▸ Requirements:
Write out the full listing again, exactly as it stands.

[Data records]
____

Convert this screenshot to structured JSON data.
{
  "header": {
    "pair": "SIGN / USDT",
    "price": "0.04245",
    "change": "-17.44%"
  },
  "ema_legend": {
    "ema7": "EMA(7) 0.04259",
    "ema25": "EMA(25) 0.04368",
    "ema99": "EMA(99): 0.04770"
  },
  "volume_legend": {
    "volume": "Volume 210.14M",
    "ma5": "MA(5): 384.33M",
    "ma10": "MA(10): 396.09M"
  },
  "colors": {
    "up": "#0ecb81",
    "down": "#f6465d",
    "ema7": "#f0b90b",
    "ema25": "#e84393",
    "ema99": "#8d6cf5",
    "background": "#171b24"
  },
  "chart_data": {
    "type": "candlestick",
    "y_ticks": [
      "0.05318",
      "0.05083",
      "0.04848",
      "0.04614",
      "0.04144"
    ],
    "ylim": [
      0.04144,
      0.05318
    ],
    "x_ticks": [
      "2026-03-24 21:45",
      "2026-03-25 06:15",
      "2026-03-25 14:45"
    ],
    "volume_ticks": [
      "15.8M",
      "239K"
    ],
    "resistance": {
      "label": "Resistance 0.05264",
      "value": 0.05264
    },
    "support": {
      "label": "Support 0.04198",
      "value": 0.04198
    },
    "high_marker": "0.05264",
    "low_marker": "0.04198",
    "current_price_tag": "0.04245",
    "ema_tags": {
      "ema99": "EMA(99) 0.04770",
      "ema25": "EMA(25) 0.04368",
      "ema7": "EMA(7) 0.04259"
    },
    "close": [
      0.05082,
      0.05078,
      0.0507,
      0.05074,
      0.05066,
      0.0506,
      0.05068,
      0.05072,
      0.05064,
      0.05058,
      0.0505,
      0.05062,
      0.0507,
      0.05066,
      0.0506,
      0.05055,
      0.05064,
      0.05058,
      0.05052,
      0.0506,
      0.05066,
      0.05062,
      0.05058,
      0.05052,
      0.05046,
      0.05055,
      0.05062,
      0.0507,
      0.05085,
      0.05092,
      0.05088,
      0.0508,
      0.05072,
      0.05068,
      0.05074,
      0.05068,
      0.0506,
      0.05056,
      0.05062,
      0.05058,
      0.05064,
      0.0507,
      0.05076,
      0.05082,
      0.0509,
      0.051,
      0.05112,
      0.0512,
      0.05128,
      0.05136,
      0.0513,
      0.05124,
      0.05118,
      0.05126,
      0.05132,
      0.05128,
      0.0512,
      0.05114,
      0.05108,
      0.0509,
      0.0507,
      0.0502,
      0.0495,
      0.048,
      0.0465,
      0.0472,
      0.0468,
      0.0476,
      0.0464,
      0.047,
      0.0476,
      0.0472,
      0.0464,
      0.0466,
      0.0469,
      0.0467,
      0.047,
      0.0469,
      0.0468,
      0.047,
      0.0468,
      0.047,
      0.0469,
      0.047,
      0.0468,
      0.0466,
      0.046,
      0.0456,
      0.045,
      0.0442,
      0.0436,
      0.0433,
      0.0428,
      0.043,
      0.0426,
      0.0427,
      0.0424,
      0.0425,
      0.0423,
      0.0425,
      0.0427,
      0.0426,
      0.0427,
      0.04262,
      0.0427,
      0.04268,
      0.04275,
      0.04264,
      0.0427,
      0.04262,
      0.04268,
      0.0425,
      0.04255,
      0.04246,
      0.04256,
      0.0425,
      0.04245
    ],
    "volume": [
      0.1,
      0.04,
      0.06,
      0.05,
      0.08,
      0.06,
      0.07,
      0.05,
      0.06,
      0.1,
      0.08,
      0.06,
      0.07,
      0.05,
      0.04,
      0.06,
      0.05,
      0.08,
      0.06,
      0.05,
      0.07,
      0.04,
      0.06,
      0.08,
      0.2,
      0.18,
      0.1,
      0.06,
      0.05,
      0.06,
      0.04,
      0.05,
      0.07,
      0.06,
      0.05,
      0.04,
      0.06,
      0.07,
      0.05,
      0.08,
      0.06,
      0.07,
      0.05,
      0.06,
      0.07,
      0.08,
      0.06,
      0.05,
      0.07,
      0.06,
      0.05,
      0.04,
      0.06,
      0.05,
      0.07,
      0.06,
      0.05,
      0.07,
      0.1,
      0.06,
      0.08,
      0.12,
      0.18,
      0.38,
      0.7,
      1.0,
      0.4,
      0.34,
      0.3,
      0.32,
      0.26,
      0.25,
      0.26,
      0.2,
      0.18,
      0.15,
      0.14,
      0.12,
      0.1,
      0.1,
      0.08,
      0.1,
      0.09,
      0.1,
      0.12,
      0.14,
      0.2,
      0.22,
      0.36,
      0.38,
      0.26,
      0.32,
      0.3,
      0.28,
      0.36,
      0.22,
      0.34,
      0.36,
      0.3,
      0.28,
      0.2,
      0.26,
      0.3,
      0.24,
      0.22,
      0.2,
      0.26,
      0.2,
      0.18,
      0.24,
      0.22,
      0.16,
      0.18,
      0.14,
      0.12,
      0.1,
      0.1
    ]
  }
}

____

▸ Exercise output:
Convert this screenshot to structured JSON data.
{
  "header": {
    "pair": "SIGN / USDT",
    "price": "0.04245",
    "change": "-17.44%"
  },
  "ema_legend": {
    "ema7": "EMA(7) 0.04259",
    "ema25": "EMA(25) 0.04368",
    "ema99": "EMA(99): 0.04770"
  },
  "volume_legend": {
    "volume": "Volume 210.14M",
    "ma5": "MA(5): 384.33M",
    "ma10": "MA(10): 396.09M"
  },
  "colors": {
    "up": "#0ecb81",
    "down": "#f6465d",
    "ema7": "#f0b90b",
    "ema25": "#e84393",
    "ema99": "#8d6cf5",
    "background": "#171b24"
  },
  "chart_data": {
    "type": "candlestick",
    "y_ticks": [
      "0.05318",
      "0.05083",
      "0.04848",
      "0.04614",
      "0.04144"
    ],
    "ylim": [
      0.04144,
      0.05318
    ],
    "x_ticks": [
      "2026-03-24 21:45",
      "2026-03-25 06:15",
      "2026-03-25 14:45"
    ],
    "volume_ticks": [
      "15.8M",
      "239K"
    ],
    "resistance": {
      "label": "Resistance 0.05264",
      "value": 0.05264
    },
    "support": {
      "label": "Support 0.04198",
      "value": 0.04198
    },
    "high_marker": "0.05264",
    "low_marker": "0.04198",
    "current_price_tag": "0.04245",
    "ema_tags": {
      "ema99": "EMA(99) 0.04770",
      "ema25": "EMA(25) 0.04368",
      "ema7": "EMA(7) 0.04259"
    },
    "close": [
      0.05082,
      0.05078,
      0.0507,
      0.05074,
      0.05066,
      0.0506,
      0.05068,
      0.05072,
      0.05064,
      0.05058,
      0.0505,
      0.05062,
      0.0507,
      0.05066,
      0.0506,
      0.05055,
      0.05064,
      0.05058,
      0.05052,
      0.0506,
      0.05066,
      0.05062,
      0.05058,
      0.05052,
      0.05046,
      0.05055,
      0.05062,
      0.0507,
      0.05085,
      0.05092,
      0.05088,
      0.0508,
      0.05072,
      0.05068,
      0.05074,
      0.05068,
      0.0506,
      0.05056,
      0.05062,
      0.05058,
      0.05064,
      0.0507,
      0.05076,
      0.05082,
      0.0509,
      0.051,
      0.05112,
      0.0512,
      0.05128,
      0.05136,
      0.0513,
      0.05124,
      0.05118,
      0.05126,
      0.05132,
      0.05128,
      0.0512,
      0.05114,
      0.05108,
      0.0509,
      0.0507,
      0.0502,
      0.0495,
      0.048,
      0.0465,
      0.0472,
      0.0468,
      0.0476,
      0.0464,
      0.047,
      0.0476,
      0.0472,
      0.0464,
      0.0466,
      0.0469,
      0.0467,
      0.047,
      0.0469,
      0.0468,
      0.047,
      0.0468,
      0.047,
      0.0469,
      0.047,
      0.0468,
      0.0466,
      0.046,
      0.0456,
      0.045,
      0.0442,
      0.0436,
      0.0433,
      0.0428,
      0.043,
      0.0426,
      0.0427,
      0.0424,
      0.0425,
      0.0423,
      0.0425,
      0.0427,
      0.0426,
      0.0427,
      0.04262,
      0.0427,
      0.04268,
      0.04275,
      0.04264,
      0.0427,
      0.04262,
      0.04268,
      0.0425,
      0.04255,
      0.04246,
      0.04256,
      0.0425,
      0.04245
    ],
    "volume": [
      0.1,
      0.04,
      0.06,
      0.05,
      0.08,
      0.06,
      0.07,
      0.05,
      0.06,
      0.1,
      0.08,
      0.06,
      0.07,
      0.05,
      0.04,
      0.06,
      0.05,
      0.08,
      0.06,
      0.05,
      0.07,
      0.04,
      0.06,
      0.08,
      0.2,
      0.18,
      0.1,
      0.06,
      0.05,
      0.06,
      0.04,
      0.05,
      0.07,
      0.06,
      0.05,
      0.04,
      0.06,
      0.07,
      0.05,
      0.08,
      0.06,
      0.07,
      0.05,
      0.06,
      0.07,
      0.08,
      0.06,
      0.05,
      0.07,
      0.06,
      0.05,
      0.04,
      0.06,
      0.05,
      0.07,
      0.06,
      0.05,
      0.07,
      0.1,
      0.06,
      0.08,
      0.12,
      0.18,
      0.38,
      0.7,
      1.0,
      0.4,
      0.34,
      0.3,
      0.32,
      0.26,
      0.25,
      0.26,
      0.2,
      0.18,
      0.15,
      0.14,
      0.12,
      0.1,
      0.1,
      0.08,
      0.1,
      0.09,
      0.1,
      0.12,
      0.14,
      0.2,
      0.22,
      0.36,
      0.38,
      0.26,
      0.32,
      0.3,
      0.28,
      0.36,
      0.22,
      0.34,
      0.36,
      0.3,
      0.28,
      0.2,
      0.26,
      0.3,
      0.24,
      0.22,
      0.2,
      0.26,
      0.2,
      0.18,
      0.24,
      0.22,
      0.16,
      0.18,
      0.14,
      0.12,
      0.1,
      0.1
    ]
  }
}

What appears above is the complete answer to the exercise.